**** Record excerpts ****

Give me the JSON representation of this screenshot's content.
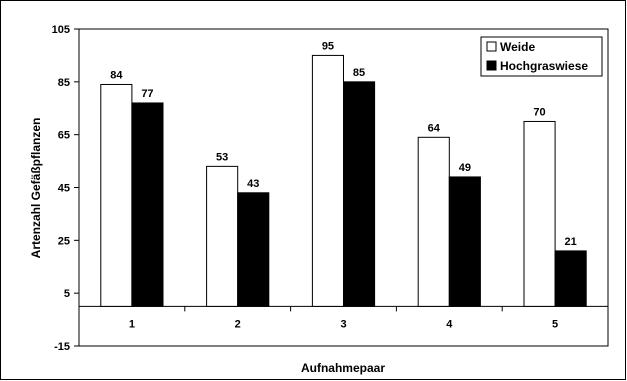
{
  "chart_data": {
    "type": "bar",
    "categories": [
      "1",
      "2",
      "3",
      "4",
      "5"
    ],
    "series": [
      {
        "name": "Weide",
        "values": [
          84,
          53,
          95,
          64,
          70
        ],
        "color": "#ffffff"
      },
      {
        "name": "Hochgraswiese",
        "values": [
          77,
          43,
          85,
          49,
          21
        ],
        "color": "#000000"
      }
    ],
    "xlabel": "Aufnahmepaar",
    "ylabel": "Artenzahl Gefäßpflanzen",
    "ylim": [
      -15,
      105
    ],
    "yticks": [
      105,
      85,
      65,
      45,
      25,
      5,
      -15
    ],
    "grid": false,
    "legend": "top-right",
    "data_labels": true
  }
}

****

| Exercise objective |
From the listing above, print every entry precisely and drop the pictures.

| Worked solution |
Give me the JSON representation of this screenshot's content.
{
  "chart_data": {
    "type": "bar",
    "categories": [
      "1",
      "2",
      "3",
      "4",
      "5"
    ],
    "series": [
      {
        "name": "Weide",
        "values": [
          84,
          53,
          95,
          64,
          70
        ],
        "color": "#ffffff"
      },
      {
        "name": "Hochgraswiese",
        "values": [
          77,
          43,
          85,
          49,
          21
        ],
        "color": "#000000"
      }
    ],
    "xlabel": "Aufnahmepaar",
    "ylabel": "Artenzahl Gefäßpflanzen",
    "ylim": [
      -15,
      105
    ],
    "yticks": [
      105,
      85,
      65,
      45,
      25,
      5,
      -15
    ],
    "grid": false,
    "legend": "top-right",
    "data_labels": true
  }
}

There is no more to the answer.